**Exercise:** Can you copy out the data exactly? Leave the images out.

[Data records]

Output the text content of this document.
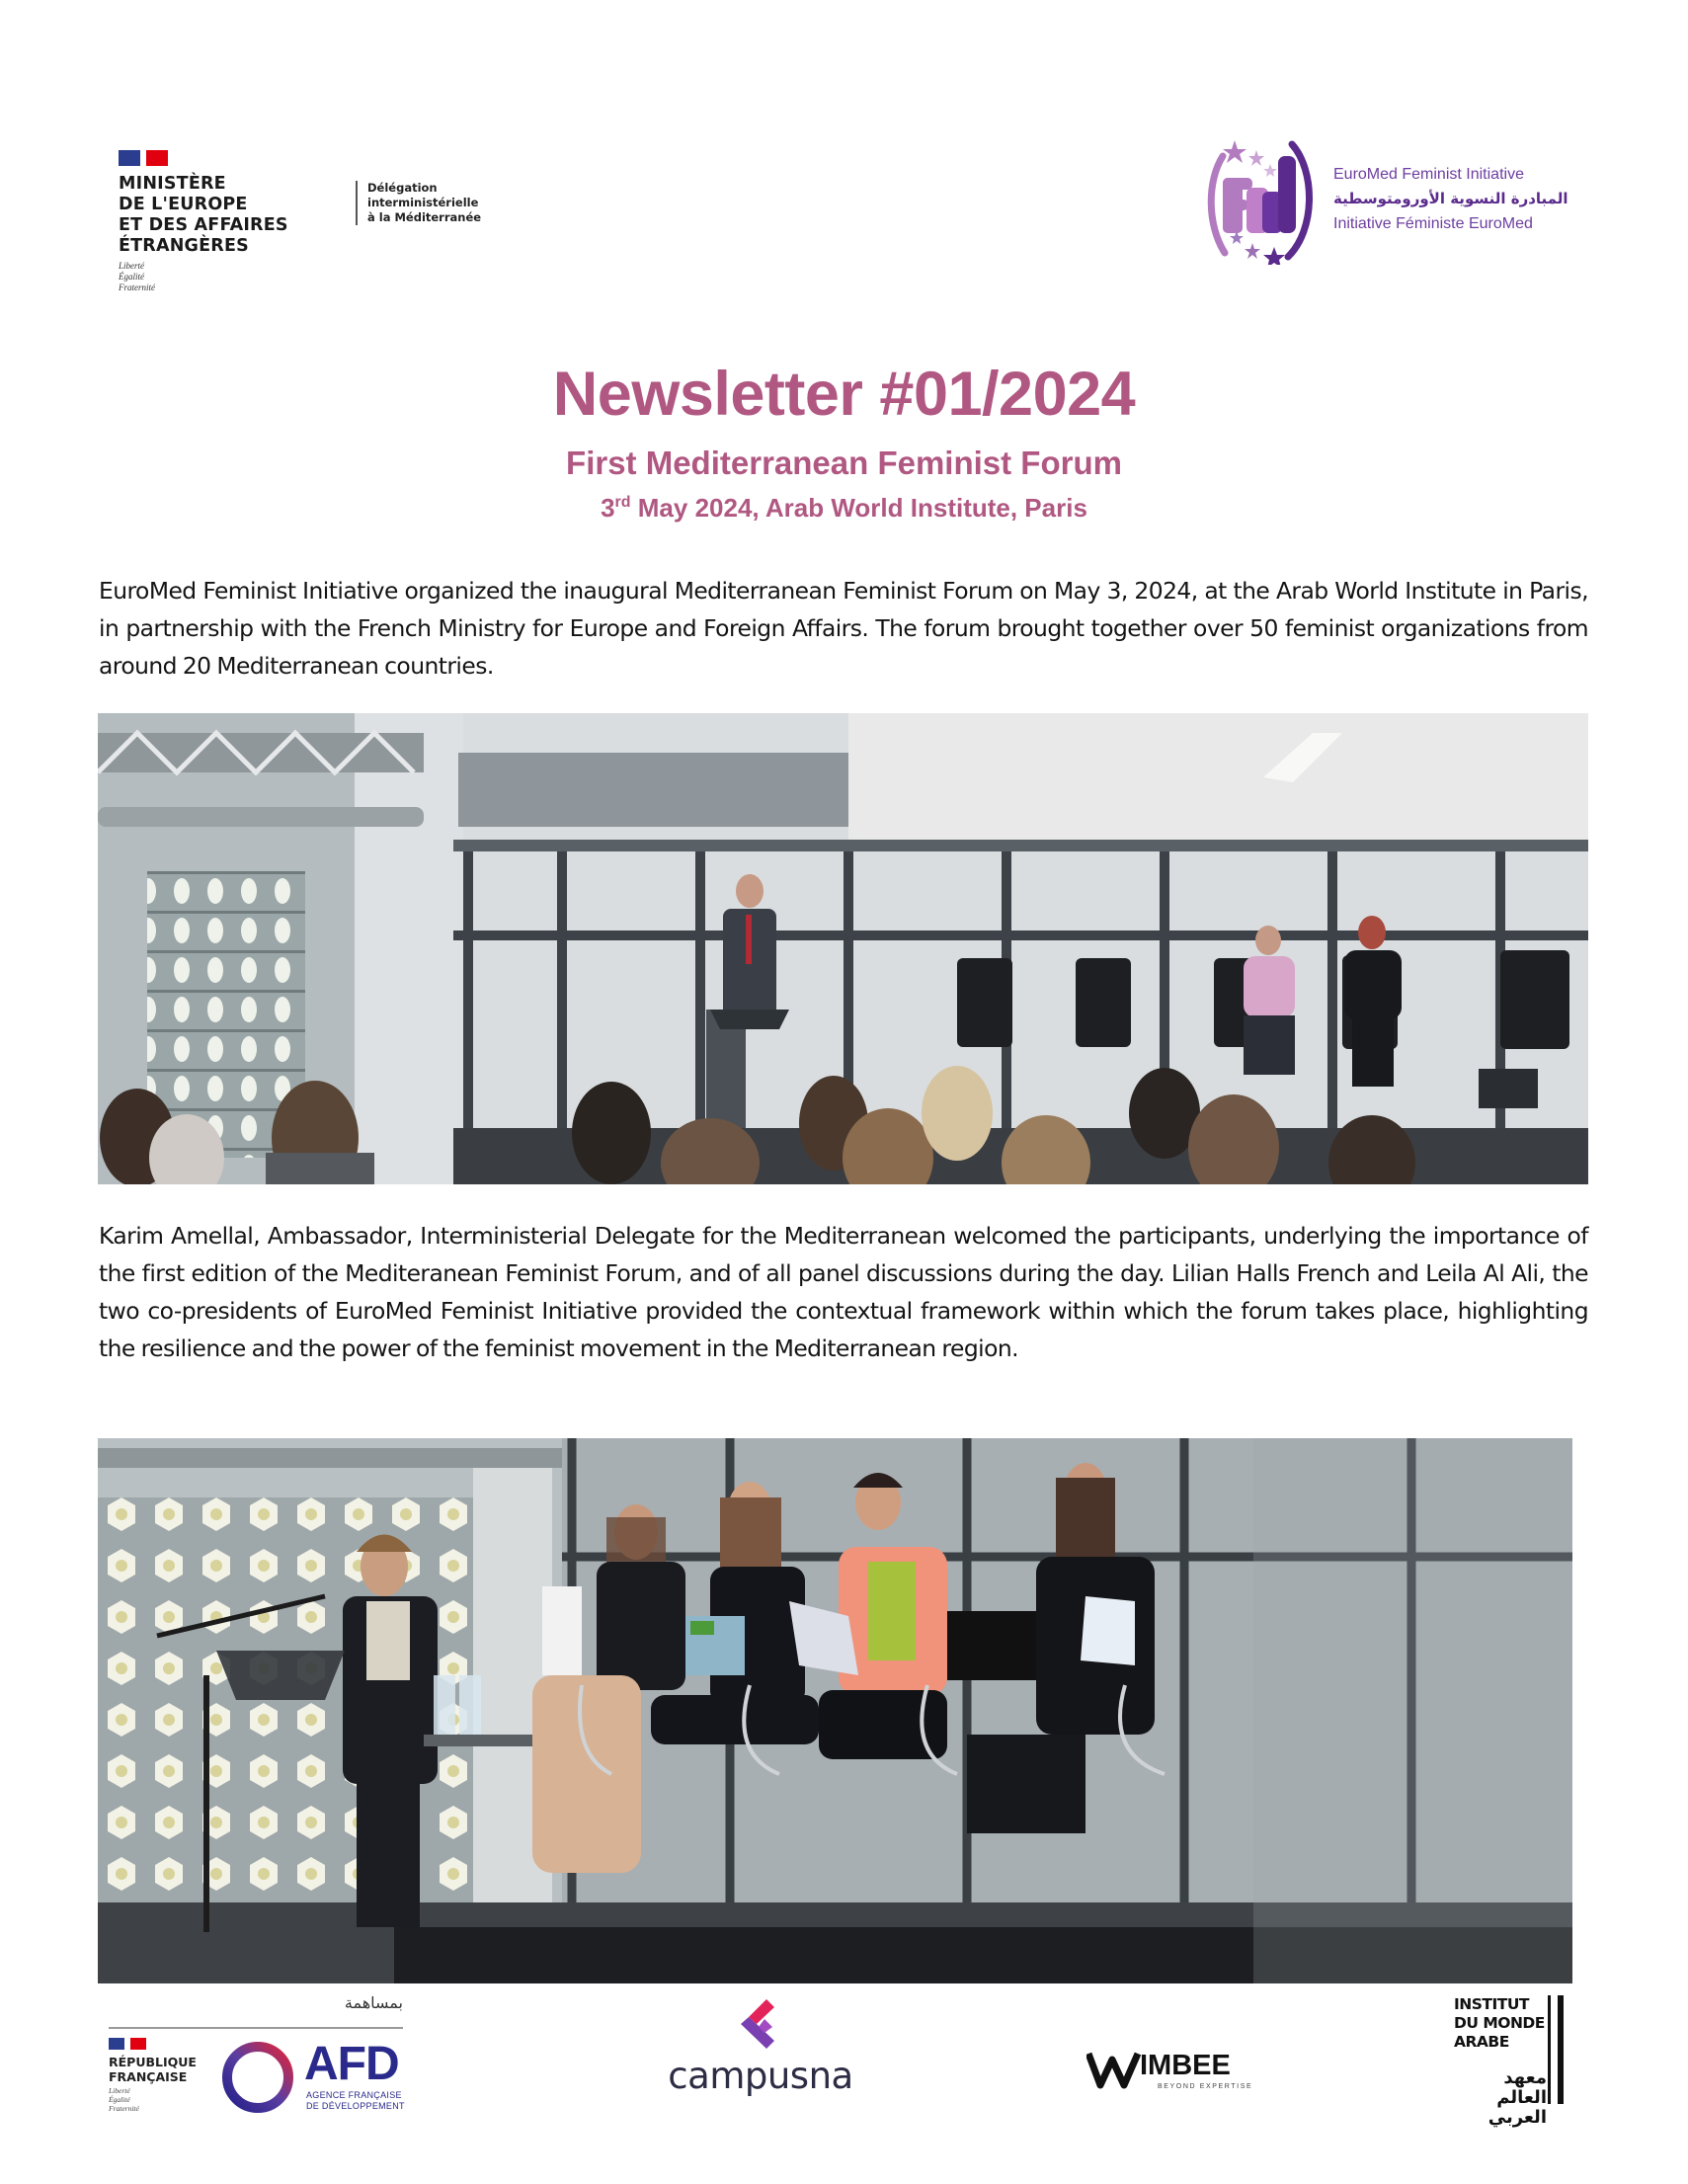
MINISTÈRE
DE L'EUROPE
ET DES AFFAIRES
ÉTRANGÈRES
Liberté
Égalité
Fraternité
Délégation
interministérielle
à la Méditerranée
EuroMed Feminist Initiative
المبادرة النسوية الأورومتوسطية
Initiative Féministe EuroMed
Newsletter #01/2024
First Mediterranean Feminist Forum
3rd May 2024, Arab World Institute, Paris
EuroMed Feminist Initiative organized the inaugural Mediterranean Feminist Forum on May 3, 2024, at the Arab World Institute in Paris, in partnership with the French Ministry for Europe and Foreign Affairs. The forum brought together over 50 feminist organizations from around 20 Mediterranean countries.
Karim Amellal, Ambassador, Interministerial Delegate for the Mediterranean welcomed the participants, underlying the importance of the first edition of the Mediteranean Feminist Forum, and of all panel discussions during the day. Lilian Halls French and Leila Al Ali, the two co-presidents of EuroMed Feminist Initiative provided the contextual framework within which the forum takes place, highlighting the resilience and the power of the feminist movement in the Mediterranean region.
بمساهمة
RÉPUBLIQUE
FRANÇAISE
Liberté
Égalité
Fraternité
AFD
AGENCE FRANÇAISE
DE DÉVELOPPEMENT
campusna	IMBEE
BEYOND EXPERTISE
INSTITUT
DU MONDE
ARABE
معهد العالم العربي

**Answer to the task:**
Output the text content of this document.
MINISTÈRE
DE L'EUROPE
ET DES AFFAIRES
ÉTRANGÈRES
Liberté
Égalité
Fraternité
Délégation
interministérielle
à la Méditerranée
EuroMed Feminist Initiative
المبادرة النسوية الأورومتوسطية
Initiative Féministe EuroMed
Newsletter #01/2024
First Mediterranean Feminist Forum
3rd May 2024, Arab World Institute, Paris
EuroMed Feminist Initiative organized the inaugural Mediterranean Feminist Forum on May 3, 2024, at the Arab World Institute in Paris, in partnership with the French Ministry for Europe and Foreign Affairs. The forum brought together over 50 feminist organizations from around 20 Mediterranean countries.
Karim Amellal, Ambassador, Interministerial Delegate for the Mediterranean welcomed the participants, underlying the importance of the first edition of the Mediteranean Feminist Forum, and of all panel discussions during the day. Lilian Halls French and Leila Al Ali, the two co-presidents of EuroMed Feminist Initiative provided the contextual framework within which the forum takes place, highlighting the resilience and the power of the feminist movement in the Mediterranean region.
بمساهمة
RÉPUBLIQUE
FRANÇAISE
Liberté
Égalité
Fraternité
AFD
AGENCE FRANÇAISE
DE DÉVELOPPEMENT
campusna	IMBEE
BEYOND EXPERTISE
INSTITUT
DU MONDE
ARABE
معهد العالم العربي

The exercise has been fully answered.